What needs to be done → Output the records exactly as they appear, with no pictures included.

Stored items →
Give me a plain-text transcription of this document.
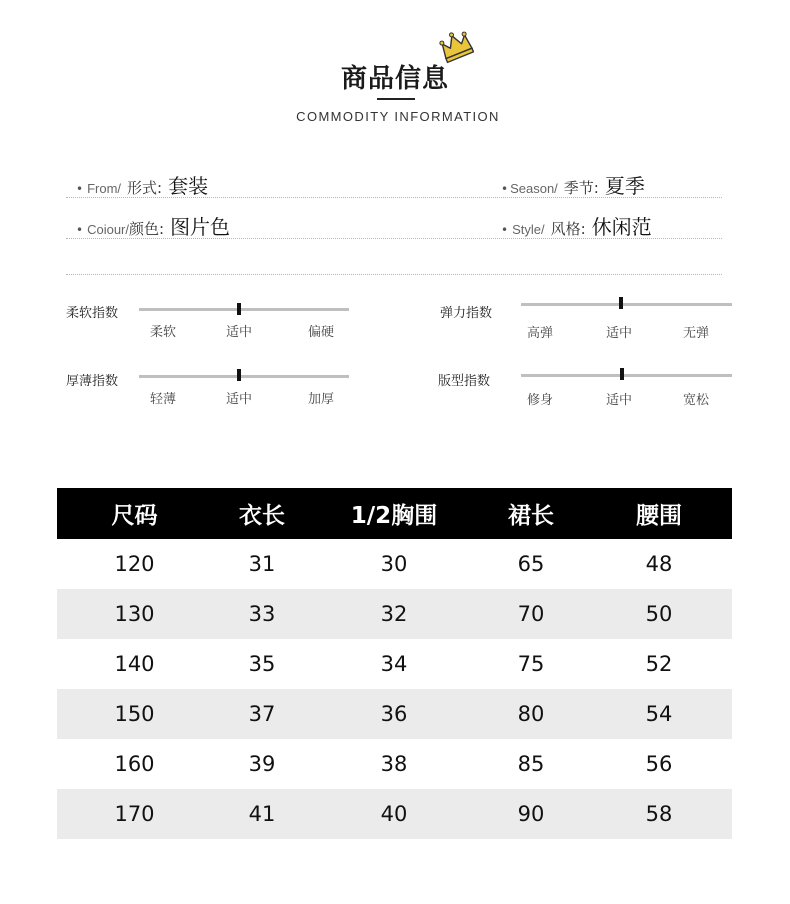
商品信息
COMMODITY INFORMATION
• From/ 形式: 套装	• Season/ 季节: 夏季
• Coiour/ 颜色: 图片色	• Style/ 风格: 休闲范
柔软指数
柔软	适中	偏硬
弹力指数
高弹	适中	无弹
厚薄指数
轻薄	适中	加厚
版型指数
修身	适中	宽松
尺码	衣长	1/2胸围	裙长	腰围
120	31	30	65	48
130	33	32	70	50
140	35	34	75	52
150	37	36	80	54
160	39	38	85	56
170	41	40	90	58
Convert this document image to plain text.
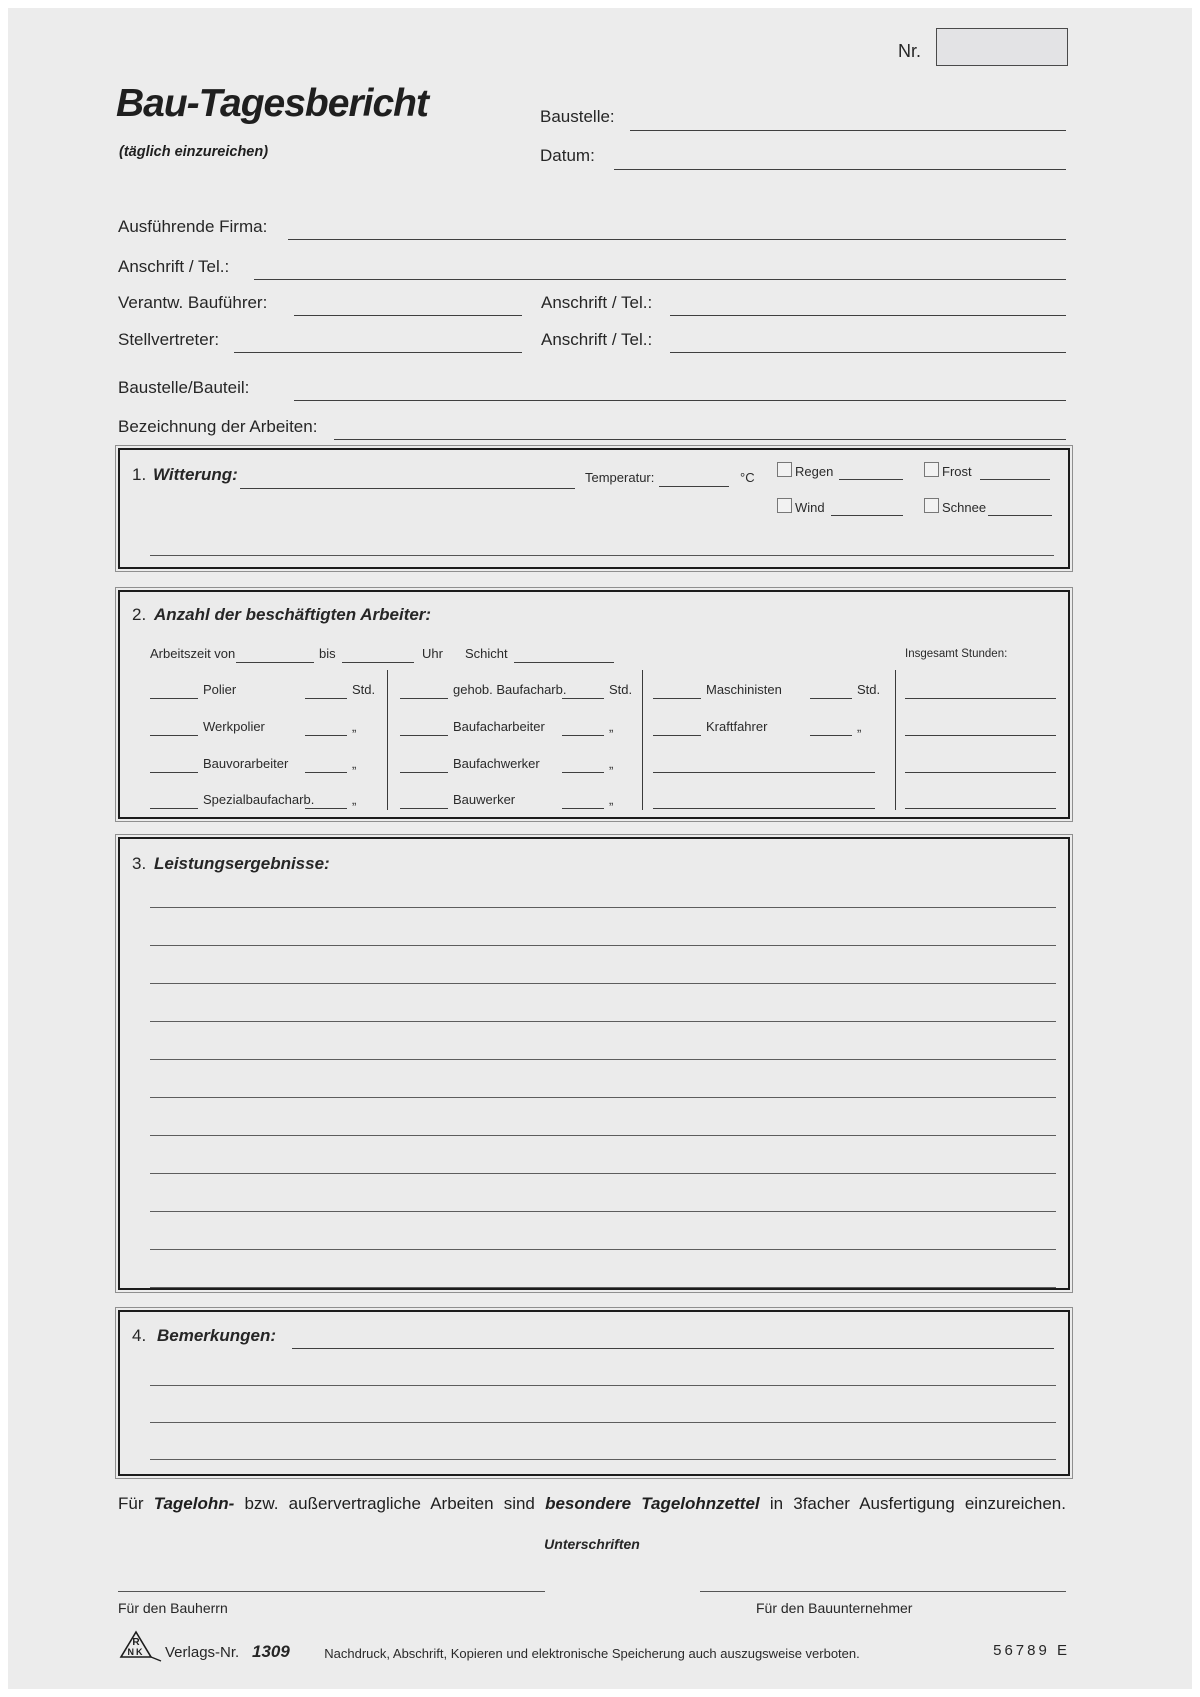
Nr.
Bau-Tagesbericht
(täglich einzureichen)
Baustelle:
Datum:
Ausführende Firma:
Anschrift / Tel.:
Verantw. Bauführer:	Anschrift / Tel.:
Stellvertreter:	Anschrift / Tel.:
Baustelle/Bauteil:
Bezeichnung der Arbeiten:
1. Witterung:	Temperatur:	°C	Regen	Frost
Wind	Schnee
2. Anzahl der beschäftigten Arbeiter:
Arbeitszeit von	bis	Uhr Schicht	Insgesamt Stunden:
Polier	Std.	gehob. Baufacharb.	Std.	Maschinisten	Std.
Werkpolier	„	Baufacharbeiter	„	Kraftfahrer	„
Bauvorarbeiter	„	Baufachwerker	„
Spezialbaufacharb.	„	Bauwerker	„
3. Leistungsergebnisse:
4. Bemerkungen:
Für Tagelohn- bzw. außervertragliche Arbeiten sind besondere Tagelohnzettel in 3facher Ausfertigung einzureichen.
Unterschriften
Für den Bauherrn	Für den Bauunternehmer
R
NK Verlags-Nr. 1309	Nachdruck, Abschrift, Kopieren und elektronische Speicherung auch auszugsweise verboten.	56789 E
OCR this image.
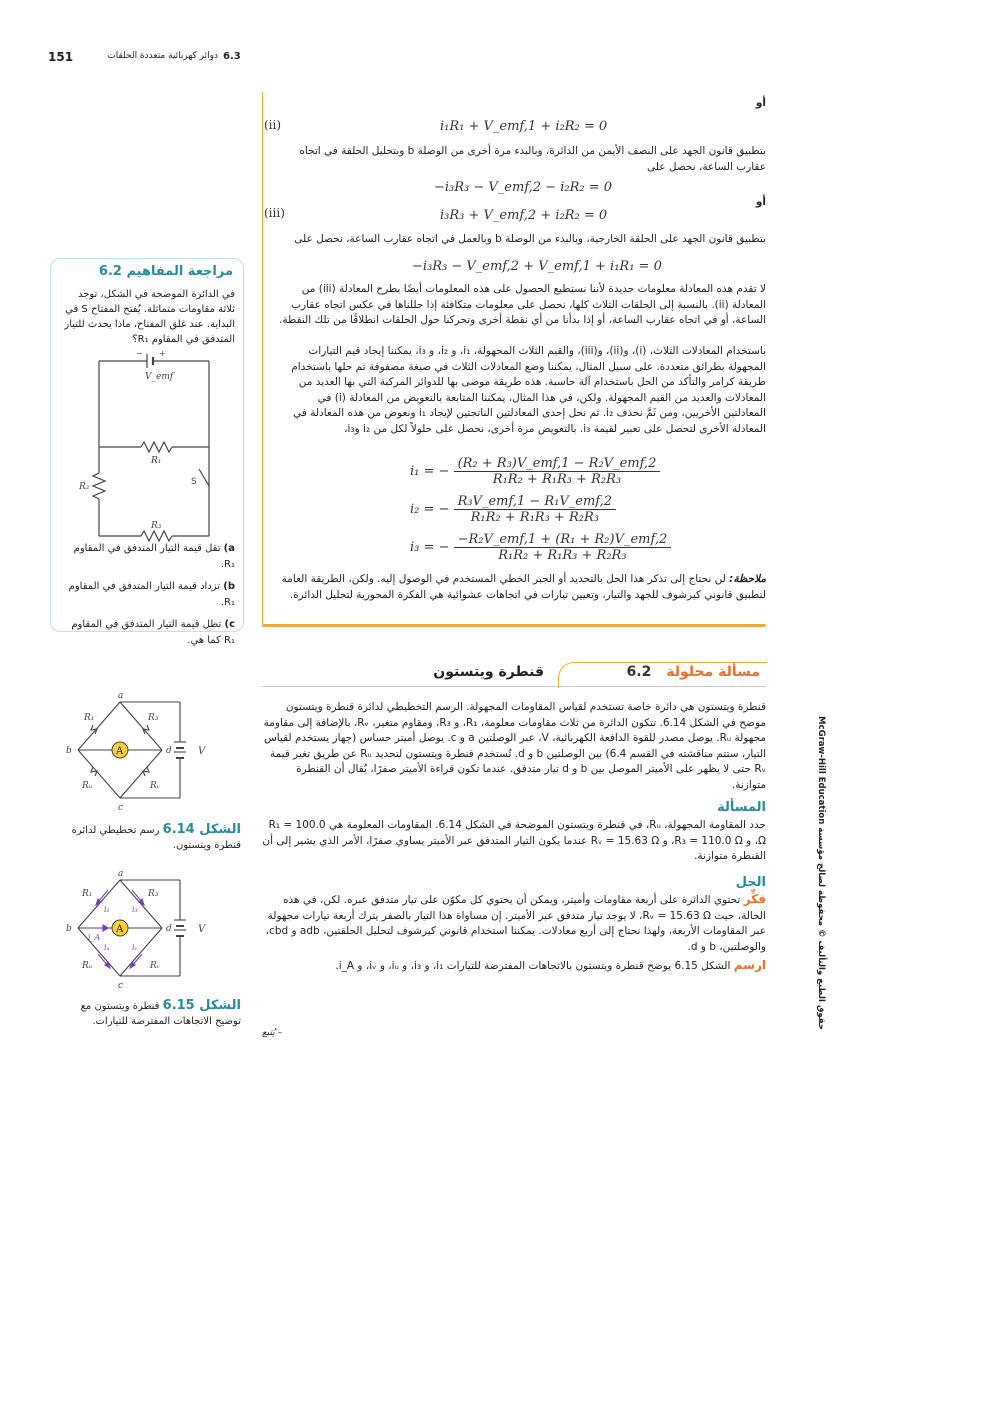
151	6.3
دوائر كهربائية متعددة الحلقات
أو
i₁R₁ + V_emf,1 + i₂R₂ = 0
(ii)
بتطبيق قانون الجهد على النصف الأيمن من الدائرة، وبالبدء مرة أخرى من الوصلة b وبتحليل الحلقة في اتجاه عقارب الساعة، نحصل على
−i₃R₃ − V_emf,2 − i₂R₂ = 0
أو
i₃R₃ + V_emf,2 + i₂R₂ = 0
(iii)
بتطبيق قانون الجهد على الحلقة الخارجية، وبالبدء من الوصلة b وبالعمل في اتجاه عقارب الساعة، نحصل على
−i₃R₃ − V_emf,2 + V_emf,1 + i₁R₁ = 0
لا تقدم هذه المعادلة معلومات جديدة لأننا نستطيع الحصول على هذه المعلومات أيضًا بطرح المعادلة (iii) من المعادلة (ii). بالنسبة إلى الحلقات الثلاث كلها، نحصل على معلومات متكافئة إذا حللناها في عكس اتجاه عقارب الساعة، أو في اتجاه عقارب الساعة، أو إذا بدأنا من أي نقطة أخرى وتحركنا حول الحلقات انطلاقًا من تلك النقطة.
باستخدام المعادلات الثلاث، (i)، و(ii)، و(iii)، والقيم الثلاث المجهولة، i₁، و i₂، و i₃، يمكننا إيجاد قيم التيارات المجهولة بطرائق متعددة. على سبيل المثال، يمكننا وضع المعادلات الثلاث في صيغة مصفوفة ثم حلها باستخدام طريقة كرامر والتأكد من الحل باستخدام آلة حاسبة. هذه طريقة موصى بها للدوائر المركبة التي بها العديد من المعادلات والعديد من القيم المجهولة. ولكن، في هذا المثال، يمكننا المتابعة بالتعويض من المعادلة (i) في المعادلتين الأخريين، ومن ثَمَّ نحذف i₂. ثم نحل إحدى المعادلتين الناتجتين لإيجاد i₁ ونعوض من هذه المعادلة في المعادلة الأخرى لتحصل على تعبير لقيمة i₃. بالتعويض مرة أخرى، نحصل على حلولاً لكل من i₂ وi₃،
i₁ = − $\frac{\text{(R₂ + R₃)V\_emf,1 − R₂V\_emf,2}}{\text{R₁R₂ + R₁R₃ + R₂R₃}}$
i₂ = − $\frac{\text{R₃V\_emf,1 − R₁V\_emf,2}}{\text{R₁R₂ + R₁R₃ + R₂R₃}}$
i₃ = − $\frac{\text{−R₂V\_emf,1 + (R₁ + R₂)V\_emf,2}}{\text{R₁R₂ + R₁R₃ + R₂R₃}}$
ملاحظة: لن نحتاج إلى تذكر هذا الحل بالتحديد أو الجبر الخطي المستخدم في الوصول إليه. ولكن، الطريقة العامة لتطبيق قانوني كيرشوف للجهد والتيار، وتعيين تيارات في اتجاهات عشوائية هي الفكرة المحورية لتحليل الدائرة.
مراجعة المفاهيم 6.2
في الدائرة الموضحة في الشكل، توجد ثلاثة مقاومات متماثلة. يُفتح المفتاح S في البداية. عند غلق المفتاح، ماذا يحدث للتيار المتدفق في المقاوم R₁؟
− +
V_emf
R₁
R₂
R₃
S
a) تقل قيمة التيار المتدفق في المقاوم R₁.
b) تزداد قيمة التيار المتدفق في المقاوم R₁.
c) تظل قيمة التيار المتدفق في المقاوم R₁ كما هي.
مسألة محلولة 6.2
قنطرة ويتستون
قنطرة ويتستون هي دائرة خاصة تستخدم لقياس المقاومات المجهولة. الرسم التخطيطي لدائرة قنطرة ويتستون موضح في الشكل 6.14. تتكون الدائرة من ثلاث مقاومات معلومة، R₁، و R₃، ومقاوم متغير، Rᵥ، بالإضافة إلى مقاومة مجهولة Rᵤ. يوصل مصدر للقوة الدافعة الكهربائية، V، عبر الوصلتين a و c. يوصل أميتر حساس (جهاز يستخدم لقياس التيار، ستتم مناقشته في القسم 6.4) بين الوصلتين b و d. تُستخدم قنطرة ويتستون لتحديد Rᵤ عن طريق تغير قيمة Rᵥ حتى لا يظهر على الأميتر الموصل بين b و d تيار متدفق. عندما تكون قراءة الأميتر صفرًا، يُقال أن القنطرة متوازنة.
المسألة
حدد المقاومة المجهولة، Rᵤ، في قنطرة ويتستون الموضحة في الشكل 6.14. المقاومات المعلومة هي R₁ = 100.0 Ω، و R₃ = 110.0 Ω، و Rᵥ = 15.63 Ω عندما يكون التيار المتدفق عبر الأميتر يساوي صفرًا، الأمر الذي يشير إلى أن القنطرة متوازنة.
الحل
فكِّر تحتوي الدائرة على أربعة مقاومات وأميتر، ويمكن أن يحتوي كل مكوّن على تيار متدفق عبره. لكن، في هذه الحالة، حيث Rᵥ = 15.63 Ω، لا يوجد تيار متدفق عبر الأميتر. إن مساواة هذا التيار بالصفر يترك أربعة تيارات مجهولة عبر المقاومات الأربعة، ولهذا نحتاج إلى أربع معادلات. يمكننا استخدام قانوني كيرشوف لتحليل الحلقتين، adb و cbd، والوصلتين، b و d.
ارسم الشكل 6.15 يوضح قنطرة ويتستون بالاتجاهات المفترضة للتيارات i₁، و i₃، و iᵤ، و iᵥ، و i_A.
– يُتبع
A
a
b
c
d
R₁	R₃
Rᵤ	Rᵥ
V
الشكل 6.14 رسم تخطيطي لدائرة قنطرة ويتستون.
A
a
b
c
d
R₁	R₃
Rᵤ	Rᵥ
V
i₁	i₃
iᵤ	iᵥ
i_A
الشكل 6.15 قنطرة ويتستون مع توضيح الاتجاهات المفترضة للتيارات.
حقوق الطبع والتأليف © محفوظة لصالح مؤسسة McGraw-Hill Education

Solution for this exercise →
Give me a plain-text transcription of this document.
商品信息
COMMODITY INFORMATION
• From/ 形式: 套装	• Season/ 季节: 夏季
• Coiour/ 颜色: 图片色	• Style/ 风格: 休闲范
柔软指数
柔软	适中	偏硬
弹力指数
高弹	适中	无弹
厚薄指数
轻薄	适中	加厚
版型指数
修身	适中	宽松
尺码	衣长	1/2胸围	裙长	腰围
120	31	30	65	48
130	33	32	70	50
140	35	34	75	52
150	37	36	80	54
160	39	38	85	56
170	41	40	90	58
Convert this document image to plain text.
Nr.
Bau-Tagesbericht
(täglich einzureichen)
Baustelle:
Datum:
Ausführende Firma:
Anschrift / Tel.:
Verantw. Bauführer:	Anschrift / Tel.:
Stellvertreter:	Anschrift / Tel.:
Baustelle/Bauteil:
Bezeichnung der Arbeiten:
1. Witterung:	Temperatur:	°C	Regen	Frost
Wind	Schnee
2. Anzahl der beschäftigten Arbeiter:
Arbeitszeit von	bis	Uhr Schicht	Insgesamt Stunden:
Polier	Std.	gehob. Baufacharb.	Std.	Maschinisten	Std.
Werkpolier	„	Baufacharbeiter	„	Kraftfahrer	„
Bauvorarbeiter	„	Baufachwerker	„
Spezialbaufacharb.	„	Bauwerker	„
3. Leistungsergebnisse:
4. Bemerkungen:
Für Tagelohn- bzw. außervertragliche Arbeiten sind besondere Tagelohnzettel in 3facher Ausfertigung einzureichen.
Unterschriften
Für den Bauherrn	Für den Bauunternehmer
R
NK Verlags-Nr. 1309	Nachdruck, Abschrift, Kopieren und elektronische Speicherung auch auszugsweise verboten.	56789 E
OCR this image.
151	6.3
دوائر كهربائية متعددة الحلقات
أو
i₁R₁ + V_emf,1 + i₂R₂ = 0
(ii)
بتطبيق قانون الجهد على النصف الأيمن من الدائرة، وبالبدء مرة أخرى من الوصلة b وبتحليل الحلقة في اتجاه عقارب الساعة، نحصل على
−i₃R₃ − V_emf,2 − i₂R₂ = 0
أو
i₃R₃ + V_emf,2 + i₂R₂ = 0
(iii)
بتطبيق قانون الجهد على الحلقة الخارجية، وبالبدء من الوصلة b وبالعمل في اتجاه عقارب الساعة، نحصل على
−i₃R₃ − V_emf,2 + V_emf,1 + i₁R₁ = 0
لا تقدم هذه المعادلة معلومات جديدة لأننا نستطيع الحصول على هذه المعلومات أيضًا بطرح المعادلة (iii) من المعادلة (ii). بالنسبة إلى الحلقات الثلاث كلها، نحصل على معلومات متكافئة إذا حللناها في عكس اتجاه عقارب الساعة، أو في اتجاه عقارب الساعة، أو إذا بدأنا من أي نقطة أخرى وتحركنا حول الحلقات انطلاقًا من تلك النقطة.
باستخدام المعادلات الثلاث، (i)، و(ii)، و(iii)، والقيم الثلاث المجهولة، i₁، و i₂، و i₃، يمكننا إيجاد قيم التيارات المجهولة بطرائق متعددة. على سبيل المثال، يمكننا وضع المعادلات الثلاث في صيغة مصفوفة ثم حلها باستخدام طريقة كرامر والتأكد من الحل باستخدام آلة حاسبة. هذه طريقة موصى بها للدوائر المركبة التي بها العديد من المعادلات والعديد من القيم المجهولة. ولكن، في هذا المثال، يمكننا المتابعة بالتعويض من المعادلة (i) في المعادلتين الأخريين، ومن ثَمَّ نحذف i₂. ثم نحل إحدى المعادلتين الناتجتين لإيجاد i₁ ونعوض من هذه المعادلة في المعادلة الأخرى لتحصل على تعبير لقيمة i₃. بالتعويض مرة أخرى، نحصل على حلولاً لكل من i₂ وi₃،
i₁ = − $\frac{\text{(R₂ + R₃)V\_emf,1 − R₂V\_emf,2}}{\text{R₁R₂ + R₁R₃ + R₂R₃}}$
i₂ = − $\frac{\text{R₃V\_emf,1 − R₁V\_emf,2}}{\text{R₁R₂ + R₁R₃ + R₂R₃}}$
i₃ = − $\frac{\text{−R₂V\_emf,1 + (R₁ + R₂)V\_emf,2}}{\text{R₁R₂ + R₁R₃ + R₂R₃}}$
ملاحظة: لن نحتاج إلى تذكر هذا الحل بالتحديد أو الجبر الخطي المستخدم في الوصول إليه. ولكن، الطريقة العامة لتطبيق قانوني كيرشوف للجهد والتيار، وتعيين تيارات في اتجاهات عشوائية هي الفكرة المحورية لتحليل الدائرة.
مراجعة المفاهيم 6.2
في الدائرة الموضحة في الشكل، توجد ثلاثة مقاومات متماثلة. يُفتح المفتاح S في البداية. عند غلق المفتاح، ماذا يحدث للتيار المتدفق في المقاوم R₁؟
− +
V_emf
R₁
R₂
R₃
S
a) تقل قيمة التيار المتدفق في المقاوم R₁.
b) تزداد قيمة التيار المتدفق في المقاوم R₁.
c) تظل قيمة التيار المتدفق في المقاوم R₁ كما هي.
مسألة محلولة 6.2
قنطرة ويتستون
قنطرة ويتستون هي دائرة خاصة تستخدم لقياس المقاومات المجهولة. الرسم التخطيطي لدائرة قنطرة ويتستون موضح في الشكل 6.14. تتكون الدائرة من ثلاث مقاومات معلومة، R₁، و R₃، ومقاوم متغير، Rᵥ، بالإضافة إلى مقاومة مجهولة Rᵤ. يوصل مصدر للقوة الدافعة الكهربائية، V، عبر الوصلتين a و c. يوصل أميتر حساس (جهاز يستخدم لقياس التيار، ستتم مناقشته في القسم 6.4) بين الوصلتين b و d. تُستخدم قنطرة ويتستون لتحديد Rᵤ عن طريق تغير قيمة Rᵥ حتى لا يظهر على الأميتر الموصل بين b و d تيار متدفق. عندما تكون قراءة الأميتر صفرًا، يُقال أن القنطرة متوازنة.
المسألة
حدد المقاومة المجهولة، Rᵤ، في قنطرة ويتستون الموضحة في الشكل 6.14. المقاومات المعلومة هي R₁ = 100.0 Ω، و R₃ = 110.0 Ω، و Rᵥ = 15.63 Ω عندما يكون التيار المتدفق عبر الأميتر يساوي صفرًا، الأمر الذي يشير إلى أن القنطرة متوازنة.
الحل
فكِّر تحتوي الدائرة على أربعة مقاومات وأميتر، ويمكن أن يحتوي كل مكوّن على تيار متدفق عبره. لكن، في هذه الحالة، حيث Rᵥ = 15.63 Ω، لا يوجد تيار متدفق عبر الأميتر. إن مساواة هذا التيار بالصفر يترك أربعة تيارات مجهولة عبر المقاومات الأربعة، ولهذا نحتاج إلى أربع معادلات. يمكننا استخدام قانوني كيرشوف لتحليل الحلقتين، adb و cbd، والوصلتين، b و d.
ارسم الشكل 6.15 يوضح قنطرة ويتستون بالاتجاهات المفترضة للتيارات i₁، و i₃، و iᵤ، و iᵥ، و i_A.
– يُتبع
A
a
b
c
d
R₁	R₃
Rᵤ	Rᵥ
V
الشكل 6.14 رسم تخطيطي لدائرة قنطرة ويتستون.
A
a
b
c
d
R₁	R₃
Rᵤ	Rᵥ
V
i₁	i₃
iᵤ	iᵥ
i_A
الشكل 6.15 قنطرة ويتستون مع توضيح الاتجاهات المفترضة للتيارات.
حقوق الطبع والتأليف © محفوظة لصالح مؤسسة McGraw-Hill Education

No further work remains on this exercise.